__TEXTAUSZUG__.
Yuval Abraham (li) und Basel Adra während ihrer Dankesrede auf der Berlinale (Bild: Instagram Yuval Abraham).

Ich bin weder als Jüdin noch als Israelin geboren. Und viele Jahre habe ich gedacht, dass ich deswegen zu nichts und niemanden überhaupt was sagen darf. Die deutsche Schuld, die uns Yuval Abraham verdreht und vor die Füße spuckt, kenne ich gut, seitdem ich sie verstanden habe. Aus ihr wächst meine Verantwortung für dieses „Nie wieder“, das so oft, so unangenehm, als reine Worthülse herumgetönt wird. Seit 2006 habe ich jeden Krieg hautnah in Israel miterlebt. Ich kenne noch das Gefühl, wenn man sich nicht in Tel Aviver oder Jerusalemer Busse traut. Als 2014 Raketen auf ganz Israel flogen, saß ich zitternd mit einem Baby im Bunker, während der Vater an der Front in Gaza war. Als 2023 Hunderttausende Israelis Woche für Woche für die Demokratie, für ein gerechtes Land, und ja, auch gegen die Besatzung („Keine Demokratie mit Besatzung“ war ein Spruch, den ich nicht nur einmal auf den Demos sah, sondern regelmäßig und mit Nachdruck) auf die Straße gingen, war ich dabei. Ich stand auch noch da, als Ben Gvirs Polizisten Blendgranaten auf uns warfen und mit ihren Pferden auf uns zuritten. Ich lebe seit 14 Jahren durchgehend in Israel und beschäftige mich seit fast 20 Jahren als Journalistin und Mensch mit dem Land. Gott, ich weiß nicht alles. Im Gegenteil, je mehr ich weiß, desto weniger weiß ich was. Aber eines ist mir trotz allem mittlerweile klar: Die Sicht auf Israel ist geprägt vom Judenhass. Ja, Judenhass, dieser Ideologie, die sich seit Jahrhunderten durch alle möglichen Gesellschaften und Gruppen zieht. Und dieser Judenhass ist heute wahrscheinlich so weit verbreitet, und wird so offen ausgelebt, wie zuletzt vor dem Zweiten Weltkrieg. Und das auszusprechen, darauf habe ich auch ich ein Recht. Als Deutsche. Als Wahl-Israelin seit 14 Jahren. Und dabei ist es mir mittlerweile gelinde gesagt schnuppe, von welcher Seite der Hass kommt.

Eine junge Frau hält bei Demokratie-Protesten in Tel Aviv ein Schild mit den Worten “Keine Demokratie mit Besatzung” hoch (Quelle X).

__ARBEITSAUFTRAG 1__.
Schreib aus den Datensätzen die Zeilen von der Zeile mit „legend-item[interactable]: 行业均值 [329,520,471,552]“ bis zur Zeile mit „legend-item[interactable]: 行业中位数 [495,520,659,552]“ unverändert ab, beide Zeilen eingeschlossen.
__ARBEITSAUFTRAG 2__.
Schreib den Textauszug über Judenhass und den Blick auf Israel nach seinem letzten Satz weiter.

__ZU BEARBEITENDES MATERIAL__.

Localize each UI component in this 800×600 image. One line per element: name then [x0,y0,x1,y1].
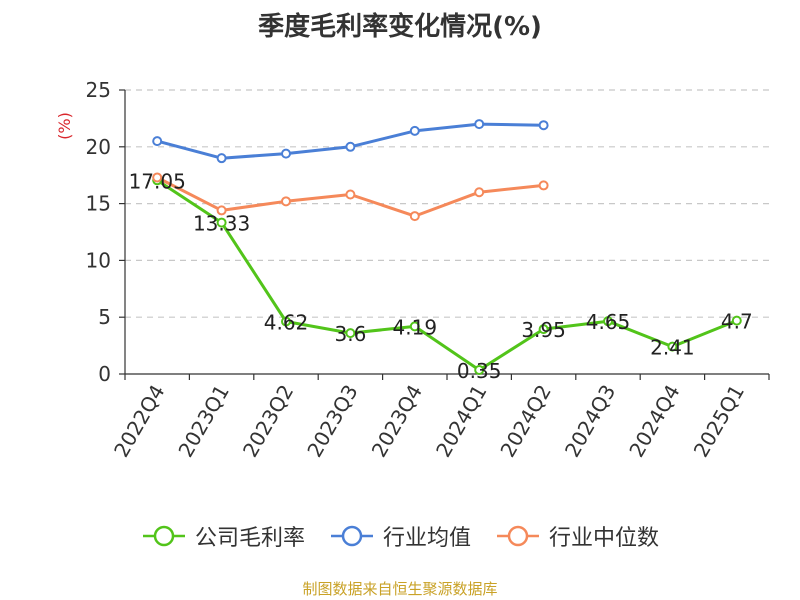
legend-item[interactable]: 行业均值 [329,520,471,552]
x-tick-label: 2024Q2 [495,381,555,462]
data-point [474,187,485,198]
data-point [409,211,420,222]
x-tick-label: 2025Q1 [689,381,749,462]
data-point [152,172,163,183]
legend-item[interactable]: 行业中位数 [495,520,659,552]
y-tick-label: 0 [98,362,111,386]
data-point [281,148,291,159]
data-point [538,180,549,191]
data-label: 4.65 [586,310,631,334]
data-point [409,321,420,332]
legend-marker-icon [142,525,185,547]
x-tick-label: 2023Q4 [367,381,427,462]
y-axis-label: (%) [55,112,74,140]
y-tick-label: 5 [98,305,111,329]
data-point [731,315,742,326]
data-point [667,341,678,352]
series-line [156,179,738,372]
data-point [345,141,356,152]
data-label: 17.05 [129,169,186,193]
data-label: 4.62 [264,311,309,335]
data-point [538,120,549,131]
y-tick-label: 15 [86,192,111,216]
data-point [474,365,485,376]
data-label: 0.35 [457,359,502,383]
data-label: 3.6 [334,322,366,346]
data-point [281,316,291,327]
chart-title: 季度毛利率变化情况(%) [258,12,542,42]
x-tick-label: 2023Q3 [302,381,362,462]
y-tick-label: 10 [86,248,111,272]
legend-label: 公司毛利率 [194,526,305,551]
legend: 公司毛利率 行业均值 行业中位数 [0,520,800,552]
data-point [345,189,356,200]
legend-item[interactable]: 公司毛利率 [141,520,305,552]
data-point [152,136,163,147]
y-tick-label: 25 [86,78,111,102]
x-tick-label: 2024Q1 [431,381,491,462]
legend-marker-icon [497,525,539,547]
legend-label: 行业中位数 [549,526,660,551]
legend-marker-icon [330,525,373,547]
x-tick-label: 2023Q2 [238,381,298,462]
x-tick-label: 2024Q3 [560,381,620,462]
legend-label: 行业均值 [382,526,471,551]
data-point [538,324,549,335]
source-note: 制图数据来自恒生聚源数据库 [302,580,498,598]
data-point [216,217,227,228]
data-point [409,125,420,136]
data-point [216,205,227,216]
data-point [281,196,291,207]
data-label: 3.95 [521,318,566,342]
data-label: 4.7 [721,310,753,334]
data-label: 4.19 [393,315,438,339]
data-point [603,316,613,327]
data-point [474,119,485,130]
data-label: 13.33 [193,212,250,236]
data-point [345,328,356,339]
y-tick-label: 20 [86,135,111,159]
x-tick-label: 2023Q1 [173,381,233,462]
x-tick-label: 2022Q4 [109,381,169,462]
data-point [216,153,227,164]
series-line [156,122,544,160]
data-label: 2.41 [650,336,695,360]
x-tick-label: 2024Q4 [624,381,684,462]
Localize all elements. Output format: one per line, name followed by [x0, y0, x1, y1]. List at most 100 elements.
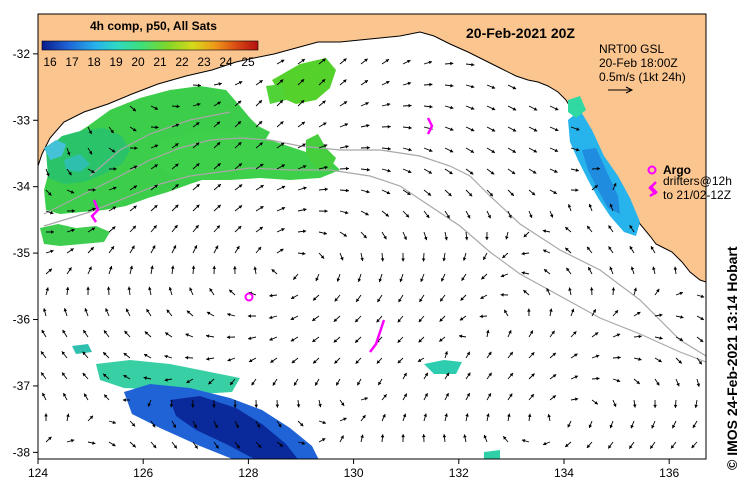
- current-arrow: [129, 441, 137, 448]
- lon-tick-label: 134: [554, 466, 574, 480]
- current-arrow: [312, 294, 320, 301]
- argo-float-marker: [244, 292, 254, 302]
- current-arrow: [654, 378, 660, 386]
- current-arrow: [339, 123, 349, 128]
- current-arrow: [612, 309, 619, 317]
- current-arrow: [105, 308, 110, 317]
- current-arrow: [108, 226, 116, 233]
- current-arrow: [460, 294, 467, 301]
- current-arrow: [486, 105, 496, 111]
- current-arrow: [150, 224, 158, 233]
- current-arrow: [547, 413, 551, 422]
- current-arrow: [528, 393, 535, 401]
- current-arrow: [401, 252, 405, 262]
- current-arrow: [354, 315, 362, 323]
- current-arrow: [528, 373, 535, 380]
- current-arrow: [276, 142, 285, 149]
- current-arrow: [290, 336, 299, 342]
- current-arrow: [609, 266, 614, 275]
- current-arrow: [609, 203, 614, 212]
- current-arrow: [381, 394, 387, 401]
- longitude-axis: 124 126 128 130 132 134 136: [28, 459, 680, 480]
- current-arrow: [444, 351, 448, 359]
- current-arrow: [586, 246, 593, 254]
- current-arrow: [255, 441, 262, 449]
- current-arrow: [40, 351, 47, 359]
- current-arrow: [143, 376, 152, 380]
- current-arrow: [171, 143, 179, 149]
- current-arrow: [465, 62, 475, 67]
- current-arrow: [633, 357, 642, 361]
- current-arrow: [542, 249, 551, 254]
- colorbar-tick-label: 21: [153, 55, 167, 69]
- current-arrow: [630, 420, 635, 429]
- plot-frame: [37, 13, 707, 460]
- legend-scale: 0.5m/s (1kt 24h): [599, 70, 686, 84]
- current-arrow: [397, 357, 404, 364]
- current-arrow: [150, 204, 158, 212]
- current-arrow: [213, 441, 220, 449]
- current-arrow: [269, 315, 278, 320]
- current-arrow: [444, 392, 449, 401]
- current-arrow: [402, 168, 412, 174]
- current-arrow: [87, 168, 95, 174]
- current-arrow: [549, 330, 555, 338]
- current-arrow: [423, 372, 429, 380]
- current-arrow: [339, 166, 350, 171]
- current-arrow: [419, 294, 425, 303]
- current-arrow: [45, 436, 52, 443]
- current-arrow: [549, 210, 554, 218]
- current-arrow: [339, 79, 347, 86]
- current-arrow: [129, 205, 137, 212]
- current-arrow: [192, 441, 199, 449]
- current-arrow: [227, 312, 236, 317]
- current-arrow: [360, 189, 370, 194]
- colorbar-tick-label: 23: [197, 55, 211, 69]
- current-arrow: [549, 395, 557, 401]
- current-arrow: [129, 126, 137, 132]
- current-arrow: [270, 357, 278, 364]
- current-arrow: [108, 126, 115, 134]
- current-arrow: [380, 434, 385, 443]
- current-arrow: [402, 393, 408, 401]
- current-arrow: [444, 126, 454, 131]
- current-arrow: [439, 315, 446, 322]
- current-arrow: [171, 123, 180, 128]
- current-arrow: [61, 351, 68, 359]
- current-arrow: [609, 420, 614, 429]
- current-arrow: [444, 168, 453, 175]
- current-arrow: [339, 435, 344, 443]
- current-arrow: [255, 99, 263, 107]
- current-arrow: [87, 415, 94, 422]
- current-arrow: [297, 165, 307, 170]
- current-arrow: [108, 245, 115, 254]
- current-arrow: [339, 188, 349, 193]
- current-arrow: [226, 335, 236, 339]
- current-arrow: [528, 210, 533, 219]
- current-arrow: [356, 378, 362, 386]
- current-arrow: [247, 336, 257, 340]
- current-arrow: [255, 79, 263, 86]
- current-arrow: [438, 336, 446, 342]
- current-arrow: [108, 206, 117, 212]
- current-arrow: [311, 315, 320, 322]
- current-arrow: [318, 58, 326, 65]
- current-arrow: [675, 315, 684, 319]
- current-arrow: [401, 434, 405, 443]
- current-arrow: [247, 314, 257, 318]
- current-arrow: [423, 104, 433, 109]
- colorbar: 4h comp, p50, All Sats 16 17 18 19 20 21 22 23 2…: [41, 19, 259, 69]
- current-arrow: [691, 441, 698, 449]
- current-arrow: [272, 378, 278, 386]
- current-arrow: [129, 146, 138, 150]
- current-arrow: [192, 183, 200, 191]
- current-arrow: [465, 147, 475, 153]
- current-arrow: [123, 352, 131, 359]
- current-arrow: [339, 100, 348, 107]
- current-arrow: [549, 308, 553, 317]
- argo-legend: Argo drifters@12h to 21/02-12Z: [647, 163, 732, 202]
- current-arrow: [439, 294, 446, 302]
- current-arrow: [486, 189, 494, 197]
- current-arrow: [82, 372, 89, 380]
- current-arrow: [464, 231, 469, 241]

__ANTWORT 1__.
legend-item[interactable]: 行业均值 [329,520,471,552]
x-tick-label: 2024Q2 [495,381,555,462]
data-point [474,187,485,198]
data-point [409,211,420,222]
x-tick-label: 2025Q1 [689,381,749,462]
data-point [152,172,163,183]
legend-item[interactable]: 行业中位数 [495,520,659,552]

__ANTWORT 2__.
Trotzdem, es fühlt sich schon besonders beschissen an, wenn es eben nicht Helen Fares, sondern Deborah Feldman ist, die Propaganda gegen Israel verbreitet. Wenn es eben nicht nur der palästinensische Filmemacher, sondern auch der jüdisch-israelische ist, der Kritik mit Hass verwechselt und dabei sämtliche israelische Friedensaktivist:innen verrät, die am 7. Oktober brutalst ermordet wurden.

Ich war immer dagegen, wenn in Israel kritische Filme oder allgemein linksextreme Künstler mit Hass überschüttet werden, überhaupt, was sollen denn diese ganzen Hass-Fluten überhaupt bringen außer mehr Hass? Ich war immer dafür, dass auch die kritischsten Stimmen gehört werden sollten. Das gehört für mich zu einer guten Demokratie dazu. Dass Israelis die Besatzung kritisieren, sie anprangern, über sie berichten, sie bekämpfen - all das halte ich für lebenswichtig für unser Land.

Denn ja, es gibt in Israel eine Mehrheit, die das Leid der Palästinenser ignoriert oder sogar forciert. Es gibt eine knappe Mehrheit in Israel, die ein Gedankengut vertritt, mit dem ich persönlich mich nicht identifizieren kann. Und je mehr Querulanten dagegen angehen, umso besser. Aber: Wenn ihr euch in Berlin hinstellt und eine Rede haltet, die nur noch mehr Hass hervorruft, die einseitig und hetzerisch ist - dann werdet ihr Gegenwind bekommen. Und damit meine ich nicht die ekelhafte israelische Rechte, die Abrahams Familie bedroht und auch nicht die absurde Reaktion der deutschen Politik, die irgendwie noch nie so richtig kapiert hat, wie man mit Antisemitismus effektiv umgeht. Nein damit meine ich Leute wie mich. Die sich mit dem Thema auch ganz gut auskennen, und die zugucken und sich fragen: Gehts noch?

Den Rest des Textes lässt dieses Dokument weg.